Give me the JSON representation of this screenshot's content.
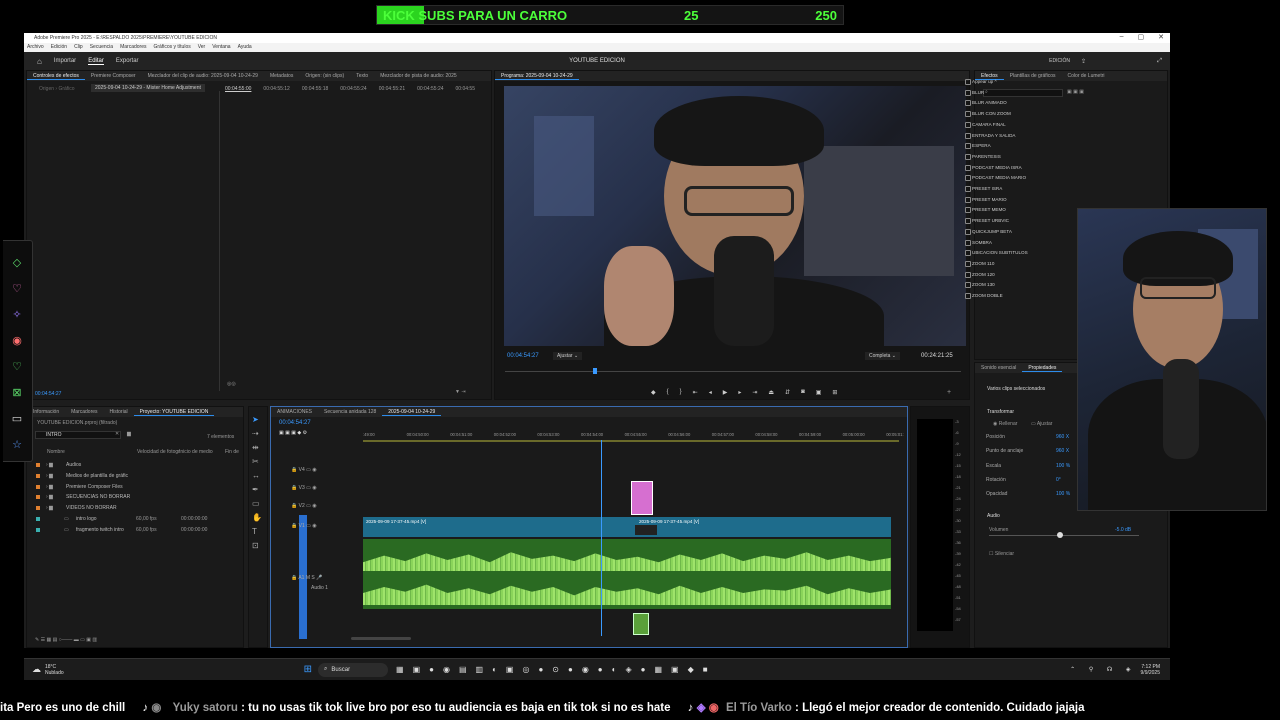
{
  "banner": {
    "goal_text": "KICK SUBS PARA UN CARRO",
    "current": "25",
    "target": "250",
    "progress": 0.1
  },
  "app": {
    "title": "Adobe Premiere Pro 2025 - E:\\RESPALDO 2025\\PREMIERE\\YOUTUBE EDICION",
    "menus": [
      "Archivo",
      "Edición",
      "Clip",
      "Secuencia",
      "Marcadores",
      "Gráficos y títulos",
      "Ver",
      "Ventana",
      "Ayuda"
    ],
    "workspace_tabs": [
      "Importar",
      "Editar",
      "Exportar"
    ],
    "workspace_name": "YOUTUBE EDICION",
    "edicion_label": "EDICIÓN"
  },
  "source_panel": {
    "tabs": [
      "Controles de efectos",
      "Premiere Composer",
      "Mezclador del clip de audio: 2025-09-04 10-24-29",
      "Metadatos",
      "Origen: (sin clips)",
      "Texto",
      "Mezclador de pista de audio: 2025"
    ],
    "master_label": "Origen › Gráfico",
    "clip_label": "2025-09-04 10-24-29 - Mister Home Adjustment",
    "times": [
      "00:04:55:00",
      "00:04:55:12",
      "00:04:55:18",
      "00:04:55:24",
      "00:04:55:21",
      "00:04:55:24",
      "00:04:55"
    ],
    "timecode": "00:04:54:27"
  },
  "program": {
    "title": "Programa: 2025-09-04 10-24-29",
    "timecode": "00:04:54:27",
    "fit": "Ajustar",
    "quality": "Completa",
    "duration": "00:24:21:25"
  },
  "effects_panel": {
    "tabs": [
      "Efectos",
      "Plantillas de gráficos",
      "Color de Lumetri"
    ],
    "items": [
      "Appear up ^",
      "BLUR",
      "BLUR ANIMADO",
      "BLUR CON ZOOM",
      "CAMARA FINAL",
      "ENTRADA Y SALIDA",
      "ESPERA",
      "PARENTESIS",
      "PODCAST MEDIA ISRA",
      "PODCAST MEDIA MARIO",
      "PRESET ISRA",
      "PRESET MARIO",
      "PRESET MEMO",
      "PRESET URBVIC",
      "QUICKJUMP BETA",
      "SOMBRA",
      "UBICACION SUBTITULOS",
      "ZOOM 110",
      "ZOOM 120",
      "ZOOM 130",
      "ZOOM DOBLE"
    ]
  },
  "properties_panel": {
    "tabs": [
      "Sonido esencial",
      "Propiedades"
    ],
    "selection": "Varios clips seleccionados",
    "transform": "Transformar",
    "fill_label": "Rellenar",
    "fit_label": "Ajustar",
    "rows": [
      {
        "label": "Posición",
        "value": "960 X"
      },
      {
        "label": "Punto de anclaje",
        "value": "960 X"
      },
      {
        "label": "Escala",
        "value": "100 %"
      },
      {
        "label": "Rotación",
        "value": "0°"
      },
      {
        "label": "Opacidad",
        "value": "100 %"
      }
    ],
    "audio": "Audio",
    "volume_label": "Volumen",
    "volume_value": "-5.0 dB",
    "mute_label": "Silenciar"
  },
  "project_panel": {
    "tabs": [
      "Información",
      "Marcadores",
      "Historial",
      "Proyecto: YOUTUBE EDICION"
    ],
    "file": "YOUTUBE EDICION.prproj (filtrado)",
    "search": "INTRO",
    "count": "7 elementos",
    "columns": [
      "Nombre",
      "Velocidad de fotogr",
      "Inicio de medio",
      "Fin de"
    ],
    "rows": [
      {
        "name": "Audios",
        "fps": "",
        "start": ""
      },
      {
        "name": "Medios de plantilla de gráfic",
        "fps": "",
        "start": ""
      },
      {
        "name": "Premiere Composer Files",
        "fps": "",
        "start": ""
      },
      {
        "name": "SECUENCIAS NO BORRAR",
        "fps": "",
        "start": ""
      },
      {
        "name": "VIDEOS NO BORRAR",
        "fps": "",
        "start": ""
      },
      {
        "name": "intro logo",
        "fps": "60,00 fps",
        "start": "00:00:00:00"
      },
      {
        "name": "fragmento twitch intro",
        "fps": "60,00 fps",
        "start": "00:00:00:00"
      }
    ]
  },
  "timeline": {
    "tabs": [
      "ANIMACIONES",
      "Secuencia anidada 128",
      "2025-09-04 10-24-29"
    ],
    "timecode": "00:04:54:27",
    "ruler": [
      ":49:00",
      "00:04:50:00",
      "00:04:51:00",
      "00:04:52:00",
      "00:04:53:00",
      "00:04:54:00",
      "00:04:55:00",
      "00:04:56:00",
      "00:04:57:00",
      "00:04:58:00",
      "00:04:59:00",
      "00:05:00:00",
      "00:05:01:"
    ],
    "tracks": [
      "V4",
      "V3",
      "V2",
      "V1",
      "A1"
    ],
    "audio_track_name": "Audio 1",
    "clip1": "2025-09-09 17-37-45.mp4 [V]",
    "clip2": "2025-09-09 17-37-45.mp4 [V]"
  },
  "meter_labels": [
    "-3",
    "-6",
    "-9",
    "-12",
    "-15",
    "-18",
    "-21",
    "-24",
    "-27",
    "-30",
    "-33",
    "-36",
    "-39",
    "-42",
    "-45",
    "-48",
    "-51",
    "-54",
    "-57"
  ],
  "taskbar": {
    "temp": "18°C",
    "weather": "Nublado",
    "search": "Buscar",
    "time": "7:12 PM",
    "date": "9/9/2025"
  },
  "chat": [
    {
      "user": "",
      "msg": "ita  Pero es uno de chill"
    },
    {
      "user": "Yuky satoru",
      "msg": "tu no usas tik tok live  bro  por eso tu audiencia es baja en tik tok  si  no es hate"
    },
    {
      "user": "El Tío Varko",
      "msg": "Llegó el mejor creador de contenido. Cuidado jajaja"
    }
  ]
}
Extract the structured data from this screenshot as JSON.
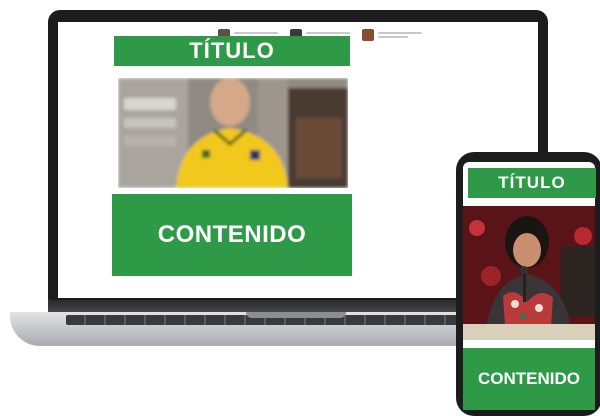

### [What is being asked]
Leave the pictures out and copy the rest of the data exactly.

### [Output of the task]
Give me the JSON representation of this screenshot's content.
{
  "banner": {
    "goal_text": "KICK SUBS PARA UN CARRO",
    "current": "25",
    "target": "250",
    "progress": 0.1
  },
  "app": {
    "title": "Adobe Premiere Pro 2025 - E:\\RESPALDO 2025\\PREMIERE\\YOUTUBE EDICION",
    "menus": [
      "Archivo",
      "Edición",
      "Clip",
      "Secuencia",
      "Marcadores",
      "Gráficos y títulos",
      "Ver",
      "Ventana",
      "Ayuda"
    ],
    "workspace_tabs": [
      "Importar",
      "Editar",
      "Exportar"
    ],
    "workspace_name": "YOUTUBE EDICION",
    "edicion_label": "EDICIÓN"
  },
  "source_panel": {
    "tabs": [
      "Controles de efectos",
      "Premiere Composer",
      "Mezclador del clip de audio: 2025-09-04 10-24-29",
      "Metadatos",
      "Origen: (sin clips)",
      "Texto",
      "Mezclador de pista de audio: 2025"
    ],
    "master_label": "Origen › Gráfico",
    "clip_label": "2025-09-04 10-24-29 - Mister Home Adjustment",
    "times": [
      "00:04:55:00",
      "00:04:55:12",
      "00:04:55:18",
      "00:04:55:24",
      "00:04:55:21",
      "00:04:55:24",
      "00:04:55"
    ],
    "timecode": "00:04:54:27"
  },
  "program": {
    "title": "Programa: 2025-09-04 10-24-29",
    "timecode": "00:04:54:27",
    "fit": "Ajustar",
    "quality": "Completa",
    "duration": "00:24:21:25"
  },
  "effects_panel": {
    "tabs": [
      "Efectos",
      "Plantillas de gráficos",
      "Color de Lumetri"
    ],
    "items": [
      "Appear up ^",
      "BLUR",
      "BLUR ANIMADO",
      "BLUR CON ZOOM",
      "CAMARA FINAL",
      "ENTRADA Y SALIDA",
      "ESPERA",
      "PARENTESIS",
      "PODCAST MEDIA ISRA",
      "PODCAST MEDIA MARIO",
      "PRESET ISRA",
      "PRESET MARIO",
      "PRESET MEMO",
      "PRESET URBVIC",
      "QUICKJUMP BETA",
      "SOMBRA",
      "UBICACION SUBTITULOS",
      "ZOOM 110",
      "ZOOM 120",
      "ZOOM 130",
      "ZOOM DOBLE"
    ]
  },
  "properties_panel": {
    "tabs": [
      "Sonido esencial",
      "Propiedades"
    ],
    "selection": "Varios clips seleccionados",
    "transform": "Transformar",
    "fill_label": "Rellenar",
    "fit_label": "Ajustar",
    "rows": [
      {
        "label": "Posición",
        "value": "960 X"
      },
      {
        "label": "Punto de anclaje",
        "value": "960 X"
      },
      {
        "label": "Escala",
        "value": "100 %"
      },
      {
        "label": "Rotación",
        "value": "0°"
      },
      {
        "label": "Opacidad",
        "value": "100 %"
      }
    ],
    "audio": "Audio",
    "volume_label": "Volumen",
    "volume_value": "-5.0 dB",
    "mute_label": "Silenciar"
  },
  "project_panel": {
    "tabs": [
      "Información",
      "Marcadores",
      "Historial",
      "Proyecto: YOUTUBE EDICION"
    ],
    "file": "YOUTUBE EDICION.prproj (filtrado)",
    "search": "INTRO",
    "count": "7 elementos",
    "columns": [
      "Nombre",
      "Velocidad de fotogr",
      "Inicio de medio",
      "Fin de"
    ],
    "rows": [
      {
        "name": "Audios",
        "fps": "",
        "start": ""
      },
      {
        "name": "Medios de plantilla de gráfic",
        "fps": "",
        "start": ""
      },
      {
        "name": "Premiere Composer Files",
        "fps": "",
        "start": ""
      },
      {
        "name": "SECUENCIAS NO BORRAR",
        "fps": "",
        "start": ""
      },
      {
        "name": "VIDEOS NO BORRAR",
        "fps": "",
        "start": ""
      },
      {
        "name": "intro logo",
        "fps": "60,00 fps",
        "start": "00:00:00:00"
      },
      {
        "name": "fragmento twitch intro",
        "fps": "60,00 fps",
        "start": "00:00:00:00"
      }
    ]
  },
  "timeline": {
    "tabs": [
      "ANIMACIONES",
      "Secuencia anidada 128",
      "2025-09-04 10-24-29"
    ],
    "timecode": "00:04:54:27",
    "ruler": [
      ":49:00",
      "00:04:50:00",
      "00:04:51:00",
      "00:04:52:00",
      "00:04:53:00",
      "00:04:54:00",
      "00:04:55:00",
      "00:04:56:00",
      "00:04:57:00",
      "00:04:58:00",
      "00:04:59:00",
      "00:05:00:00",
      "00:05:01:"
    ],
    "tracks": [
      "V4",
      "V3",
      "V2",
      "V1",
      "A1"
    ],
    "audio_track_name": "Audio 1",
    "clip1": "2025-09-09 17-37-45.mp4 [V]",
    "clip2": "2025-09-09 17-37-45.mp4 [V]"
  },
  "meter_labels": [
    "-3",
    "-6",
    "-9",
    "-12",
    "-15",
    "-18",
    "-21",
    "-24",
    "-27",
    "-30",
    "-33",
    "-36",
    "-39",
    "-42",
    "-45",
    "-48",
    "-51",
    "-54",
    "-57"
  ],
  "taskbar": {
    "temp": "18°C",
    "weather": "Nublado",
    "search": "Buscar",
    "time": "7:12 PM",
    "date": "9/9/2025"
  },
  "chat": [
    {
      "user": "",
      "msg": "ita  Pero es uno de chill"
    },
    {
      "user": "Yuky satoru",
      "msg": "tu no usas tik tok live  bro  por eso tu audiencia es baja en tik tok  si  no es hate"
    },
    {
      "user": "El Tío Varko",
      "msg": "Llegó el mejor creador de contenido. Cuidado jajaja"
    }
  ]
}
Extract the structured data from this screenshot as JSON.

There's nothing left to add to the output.